Perdón que vuelva a escribir sobre las bodas, pero es un tema que aparentemente ocupa gran parte de mi pensamiento. Como si se tratara de esas injusticias que no puedes entender y ante las cuales te sientes impotente.
Pues no, no entiendo las bodas, y me chocan, ya lo había dicho.
PrimeroResultan ser una fuente de estrés total para los novios, y siempre parece que llegar a la fiesta, y no a la boda, es un triunfo total en sí mismo. Todo es un problema potencial: las invitaciones, el lugar, los invitados, las mesas, que en dónde se sienta quién, etcétera.
SegundoHay invitados que se creen que son los dueños de la fiesta, y llegan a hacer cosas como tomar el micrófono a la primer oportunidad y hablar y contar chistes largas horas o descarádamente cambiar el acomodo de las mesas y/o gritarle a los meseros.
TerceroLa música es absurda. Porque está muy bien durante la comida mostrar que todos tienen muy altos gustos musicales y escuchar jazz, pero a la hora del baile, nadie puede perdonar la falta de Emmanuel y su “chica de humo”. Nada lo explica mejor que la frase que me dijo el novio de la última boda a la que fui: “Resulta que tengo puro amigo señor”.
CuartoLa socialización. Ya sé que soy un grinch y antisocial. Pero siempre me pasa que siento que todo el mundo se divierte más que yo o que, por lo menos, todos tienen más amigos que yo. Pero lo cierto es que no hago mucho esfuerzo por socializar. Siempre prefiero estar escribiendo, escuchando música o en el cine, donde no hay que hablar. Donde no hay que aguantar al invitado fantástico que tiene la vida resuelta, o a la invitada que es una señora de esas que usan camionetotas Acura y que tienen el descaro de decir que están en la fiesta aunque este país “no tiene nada que festejarle”.
Así que no, no estoy hecho para ir a las bodas. No las disfruto, no las entiendo.
•••••
Consigna.
Según el texto sobre las bodas, ¿qué frase le dijo a quien escribe el novio de la última boda a la que asistió?

Extracto de datos.
•••••
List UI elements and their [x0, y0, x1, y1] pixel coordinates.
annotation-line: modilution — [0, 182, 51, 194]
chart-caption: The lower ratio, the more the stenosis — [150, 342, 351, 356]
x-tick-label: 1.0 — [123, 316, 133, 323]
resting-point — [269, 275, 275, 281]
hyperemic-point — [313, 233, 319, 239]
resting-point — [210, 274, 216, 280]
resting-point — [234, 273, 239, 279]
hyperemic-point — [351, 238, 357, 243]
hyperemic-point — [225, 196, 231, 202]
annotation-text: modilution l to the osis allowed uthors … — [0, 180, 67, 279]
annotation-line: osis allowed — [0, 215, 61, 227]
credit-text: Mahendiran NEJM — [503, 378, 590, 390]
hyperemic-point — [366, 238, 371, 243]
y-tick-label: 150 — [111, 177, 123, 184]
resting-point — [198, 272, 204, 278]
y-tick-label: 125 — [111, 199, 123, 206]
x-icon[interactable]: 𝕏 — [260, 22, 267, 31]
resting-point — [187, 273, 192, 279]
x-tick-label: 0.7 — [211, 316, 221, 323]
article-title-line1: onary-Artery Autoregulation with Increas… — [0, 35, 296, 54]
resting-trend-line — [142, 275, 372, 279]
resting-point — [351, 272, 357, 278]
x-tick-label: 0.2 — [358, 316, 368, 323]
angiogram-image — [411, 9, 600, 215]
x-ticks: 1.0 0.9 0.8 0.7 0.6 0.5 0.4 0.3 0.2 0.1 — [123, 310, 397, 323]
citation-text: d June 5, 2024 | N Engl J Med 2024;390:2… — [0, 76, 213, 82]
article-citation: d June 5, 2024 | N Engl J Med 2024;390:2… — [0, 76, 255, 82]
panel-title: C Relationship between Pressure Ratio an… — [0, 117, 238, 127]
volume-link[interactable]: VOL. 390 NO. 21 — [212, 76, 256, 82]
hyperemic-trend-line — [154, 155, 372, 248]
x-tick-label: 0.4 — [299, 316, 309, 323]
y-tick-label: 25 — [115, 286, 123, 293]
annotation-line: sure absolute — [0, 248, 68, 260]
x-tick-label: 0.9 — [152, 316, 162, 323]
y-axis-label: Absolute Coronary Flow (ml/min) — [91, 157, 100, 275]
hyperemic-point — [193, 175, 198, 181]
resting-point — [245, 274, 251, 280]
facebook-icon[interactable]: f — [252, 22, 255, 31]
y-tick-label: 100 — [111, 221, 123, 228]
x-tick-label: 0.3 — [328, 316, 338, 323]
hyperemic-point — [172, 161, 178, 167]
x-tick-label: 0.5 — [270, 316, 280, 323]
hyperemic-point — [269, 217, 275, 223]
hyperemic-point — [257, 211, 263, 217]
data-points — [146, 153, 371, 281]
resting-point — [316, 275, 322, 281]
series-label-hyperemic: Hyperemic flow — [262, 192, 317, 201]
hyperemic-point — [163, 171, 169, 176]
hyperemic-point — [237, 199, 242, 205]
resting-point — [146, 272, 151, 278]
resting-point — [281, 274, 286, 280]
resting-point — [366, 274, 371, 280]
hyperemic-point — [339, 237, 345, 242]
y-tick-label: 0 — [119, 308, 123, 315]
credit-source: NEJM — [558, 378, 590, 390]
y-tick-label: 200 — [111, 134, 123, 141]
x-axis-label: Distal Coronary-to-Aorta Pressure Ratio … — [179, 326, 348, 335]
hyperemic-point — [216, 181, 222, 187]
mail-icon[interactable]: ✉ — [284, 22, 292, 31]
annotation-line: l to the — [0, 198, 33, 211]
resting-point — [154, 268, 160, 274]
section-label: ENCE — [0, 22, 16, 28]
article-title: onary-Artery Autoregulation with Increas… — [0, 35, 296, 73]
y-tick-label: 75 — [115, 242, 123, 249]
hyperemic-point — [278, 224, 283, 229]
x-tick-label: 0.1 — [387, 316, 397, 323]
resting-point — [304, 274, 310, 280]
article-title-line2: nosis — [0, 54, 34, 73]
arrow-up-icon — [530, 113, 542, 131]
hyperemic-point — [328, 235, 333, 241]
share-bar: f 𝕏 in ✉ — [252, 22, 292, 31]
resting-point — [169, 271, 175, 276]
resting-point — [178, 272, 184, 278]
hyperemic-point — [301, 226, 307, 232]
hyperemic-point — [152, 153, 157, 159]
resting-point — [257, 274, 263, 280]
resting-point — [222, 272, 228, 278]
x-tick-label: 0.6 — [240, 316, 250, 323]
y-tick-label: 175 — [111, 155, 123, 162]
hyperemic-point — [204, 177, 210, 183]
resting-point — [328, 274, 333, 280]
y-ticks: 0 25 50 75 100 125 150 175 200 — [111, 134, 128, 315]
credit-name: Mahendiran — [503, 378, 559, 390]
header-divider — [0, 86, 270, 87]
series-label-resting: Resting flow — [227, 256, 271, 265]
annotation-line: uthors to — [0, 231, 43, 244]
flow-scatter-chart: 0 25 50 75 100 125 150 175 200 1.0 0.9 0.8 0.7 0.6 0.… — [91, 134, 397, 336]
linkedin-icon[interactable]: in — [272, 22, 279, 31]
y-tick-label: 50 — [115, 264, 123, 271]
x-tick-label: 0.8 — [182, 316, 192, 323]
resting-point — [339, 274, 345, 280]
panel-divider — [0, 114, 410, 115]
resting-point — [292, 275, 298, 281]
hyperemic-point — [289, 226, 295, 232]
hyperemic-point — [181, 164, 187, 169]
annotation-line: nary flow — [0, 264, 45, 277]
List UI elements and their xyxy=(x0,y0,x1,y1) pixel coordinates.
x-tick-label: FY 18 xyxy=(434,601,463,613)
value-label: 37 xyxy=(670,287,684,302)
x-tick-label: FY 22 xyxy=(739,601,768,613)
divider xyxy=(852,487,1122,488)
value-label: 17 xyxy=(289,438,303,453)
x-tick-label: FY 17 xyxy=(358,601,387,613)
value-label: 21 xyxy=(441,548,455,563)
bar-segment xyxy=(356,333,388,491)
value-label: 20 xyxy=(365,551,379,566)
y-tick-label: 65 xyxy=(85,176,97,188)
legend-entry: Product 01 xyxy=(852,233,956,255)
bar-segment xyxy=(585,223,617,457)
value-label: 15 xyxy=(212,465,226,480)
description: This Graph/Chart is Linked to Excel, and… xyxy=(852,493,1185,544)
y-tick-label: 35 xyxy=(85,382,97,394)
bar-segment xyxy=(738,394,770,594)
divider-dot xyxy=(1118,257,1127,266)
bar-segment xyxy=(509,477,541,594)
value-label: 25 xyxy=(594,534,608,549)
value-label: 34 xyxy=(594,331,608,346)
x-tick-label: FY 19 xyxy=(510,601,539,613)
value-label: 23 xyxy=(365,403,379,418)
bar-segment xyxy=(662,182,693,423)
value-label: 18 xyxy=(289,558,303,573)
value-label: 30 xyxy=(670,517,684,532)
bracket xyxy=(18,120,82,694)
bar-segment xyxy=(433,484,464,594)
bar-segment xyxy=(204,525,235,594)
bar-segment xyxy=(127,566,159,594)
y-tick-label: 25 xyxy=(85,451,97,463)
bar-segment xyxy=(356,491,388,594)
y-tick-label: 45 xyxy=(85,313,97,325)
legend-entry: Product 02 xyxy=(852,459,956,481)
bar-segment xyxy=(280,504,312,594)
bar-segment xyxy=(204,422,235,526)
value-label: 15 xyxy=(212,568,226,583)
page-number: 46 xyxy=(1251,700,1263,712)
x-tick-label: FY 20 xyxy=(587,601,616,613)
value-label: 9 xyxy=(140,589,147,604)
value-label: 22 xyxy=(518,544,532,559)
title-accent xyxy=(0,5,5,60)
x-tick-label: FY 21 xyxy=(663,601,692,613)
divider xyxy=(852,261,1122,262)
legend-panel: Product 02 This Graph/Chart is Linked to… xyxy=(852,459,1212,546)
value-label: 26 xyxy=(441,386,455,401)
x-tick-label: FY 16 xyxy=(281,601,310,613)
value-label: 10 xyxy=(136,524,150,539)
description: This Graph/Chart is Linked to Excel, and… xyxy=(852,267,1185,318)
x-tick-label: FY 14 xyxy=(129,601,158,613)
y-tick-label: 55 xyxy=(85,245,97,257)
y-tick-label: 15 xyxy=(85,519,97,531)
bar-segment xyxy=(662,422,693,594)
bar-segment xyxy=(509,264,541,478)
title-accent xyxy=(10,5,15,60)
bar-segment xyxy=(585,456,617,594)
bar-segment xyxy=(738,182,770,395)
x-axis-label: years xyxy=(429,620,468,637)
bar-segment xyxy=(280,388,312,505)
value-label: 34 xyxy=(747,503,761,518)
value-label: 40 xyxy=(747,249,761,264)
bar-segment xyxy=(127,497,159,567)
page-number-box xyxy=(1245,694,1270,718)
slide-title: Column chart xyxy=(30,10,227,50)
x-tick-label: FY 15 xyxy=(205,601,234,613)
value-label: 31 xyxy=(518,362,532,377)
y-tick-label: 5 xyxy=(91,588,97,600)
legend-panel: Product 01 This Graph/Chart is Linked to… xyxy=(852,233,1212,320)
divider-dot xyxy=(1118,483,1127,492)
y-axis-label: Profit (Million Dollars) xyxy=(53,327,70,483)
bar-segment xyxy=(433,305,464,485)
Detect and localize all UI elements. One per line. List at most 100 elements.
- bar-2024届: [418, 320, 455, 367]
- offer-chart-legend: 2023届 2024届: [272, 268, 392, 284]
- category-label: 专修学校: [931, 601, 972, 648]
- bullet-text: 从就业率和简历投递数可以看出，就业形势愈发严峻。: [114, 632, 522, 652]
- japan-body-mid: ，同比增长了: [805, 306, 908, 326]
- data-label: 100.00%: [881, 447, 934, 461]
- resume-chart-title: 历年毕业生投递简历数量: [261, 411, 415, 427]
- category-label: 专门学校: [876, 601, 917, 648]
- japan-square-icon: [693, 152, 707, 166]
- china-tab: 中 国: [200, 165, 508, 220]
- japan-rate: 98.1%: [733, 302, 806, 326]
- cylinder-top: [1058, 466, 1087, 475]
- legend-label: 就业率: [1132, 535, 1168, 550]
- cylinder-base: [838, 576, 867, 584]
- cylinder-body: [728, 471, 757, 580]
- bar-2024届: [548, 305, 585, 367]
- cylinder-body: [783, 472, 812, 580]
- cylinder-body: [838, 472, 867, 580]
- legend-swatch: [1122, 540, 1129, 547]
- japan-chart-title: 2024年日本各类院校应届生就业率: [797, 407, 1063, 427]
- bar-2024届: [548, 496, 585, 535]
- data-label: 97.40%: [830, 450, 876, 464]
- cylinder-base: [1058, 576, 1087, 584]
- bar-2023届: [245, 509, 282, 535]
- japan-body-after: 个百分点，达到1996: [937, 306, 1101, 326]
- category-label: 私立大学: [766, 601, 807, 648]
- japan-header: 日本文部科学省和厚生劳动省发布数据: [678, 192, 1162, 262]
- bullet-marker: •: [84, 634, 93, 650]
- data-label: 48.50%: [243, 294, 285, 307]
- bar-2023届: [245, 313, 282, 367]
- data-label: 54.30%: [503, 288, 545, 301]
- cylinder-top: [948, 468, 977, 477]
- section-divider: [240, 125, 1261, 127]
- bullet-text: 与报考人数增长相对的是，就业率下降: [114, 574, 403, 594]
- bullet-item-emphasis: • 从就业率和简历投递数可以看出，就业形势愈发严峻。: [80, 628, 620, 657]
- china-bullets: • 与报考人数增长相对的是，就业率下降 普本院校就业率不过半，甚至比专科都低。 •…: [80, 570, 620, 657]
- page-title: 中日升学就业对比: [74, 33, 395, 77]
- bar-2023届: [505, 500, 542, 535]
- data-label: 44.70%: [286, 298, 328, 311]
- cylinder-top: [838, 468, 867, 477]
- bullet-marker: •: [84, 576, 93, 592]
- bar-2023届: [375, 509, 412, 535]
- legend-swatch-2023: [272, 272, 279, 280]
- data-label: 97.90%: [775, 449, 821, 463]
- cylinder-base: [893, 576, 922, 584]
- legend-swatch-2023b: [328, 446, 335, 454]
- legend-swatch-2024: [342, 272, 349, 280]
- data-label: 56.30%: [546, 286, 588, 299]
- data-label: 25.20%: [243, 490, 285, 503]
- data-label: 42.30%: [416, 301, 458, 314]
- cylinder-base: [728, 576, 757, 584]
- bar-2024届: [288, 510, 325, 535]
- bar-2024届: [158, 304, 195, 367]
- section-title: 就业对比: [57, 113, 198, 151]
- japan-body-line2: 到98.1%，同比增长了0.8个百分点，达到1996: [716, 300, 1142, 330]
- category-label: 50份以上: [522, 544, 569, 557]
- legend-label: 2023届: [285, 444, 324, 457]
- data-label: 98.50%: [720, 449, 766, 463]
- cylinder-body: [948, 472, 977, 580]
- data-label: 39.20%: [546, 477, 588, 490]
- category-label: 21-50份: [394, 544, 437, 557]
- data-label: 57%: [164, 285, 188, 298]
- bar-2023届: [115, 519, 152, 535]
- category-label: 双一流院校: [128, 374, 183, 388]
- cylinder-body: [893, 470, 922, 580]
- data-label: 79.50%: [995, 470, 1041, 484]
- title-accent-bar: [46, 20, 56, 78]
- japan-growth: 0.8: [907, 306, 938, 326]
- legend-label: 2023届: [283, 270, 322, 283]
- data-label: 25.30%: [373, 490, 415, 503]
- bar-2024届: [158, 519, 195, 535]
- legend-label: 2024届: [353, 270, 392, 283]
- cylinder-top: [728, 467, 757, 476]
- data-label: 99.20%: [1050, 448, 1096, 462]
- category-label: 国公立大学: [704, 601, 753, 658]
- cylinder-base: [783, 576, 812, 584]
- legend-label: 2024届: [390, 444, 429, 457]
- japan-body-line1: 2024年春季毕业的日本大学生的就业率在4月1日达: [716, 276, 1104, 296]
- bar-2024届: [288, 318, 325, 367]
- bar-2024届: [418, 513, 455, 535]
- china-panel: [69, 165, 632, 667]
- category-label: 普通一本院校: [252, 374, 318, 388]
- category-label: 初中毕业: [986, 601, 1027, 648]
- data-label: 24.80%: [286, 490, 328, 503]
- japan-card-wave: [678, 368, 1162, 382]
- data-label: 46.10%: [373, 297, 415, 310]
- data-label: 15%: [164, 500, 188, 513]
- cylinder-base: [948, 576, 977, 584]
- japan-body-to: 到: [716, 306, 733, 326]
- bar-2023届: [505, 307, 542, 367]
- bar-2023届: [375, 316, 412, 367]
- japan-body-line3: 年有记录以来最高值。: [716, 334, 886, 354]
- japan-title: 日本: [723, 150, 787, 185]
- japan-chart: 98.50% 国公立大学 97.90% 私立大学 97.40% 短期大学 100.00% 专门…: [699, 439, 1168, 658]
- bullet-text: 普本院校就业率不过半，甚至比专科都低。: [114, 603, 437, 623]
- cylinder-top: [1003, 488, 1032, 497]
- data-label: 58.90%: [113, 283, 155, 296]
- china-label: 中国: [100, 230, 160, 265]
•••••
Respuesta esperada.
“Resulta que tengo puro amigo señor”.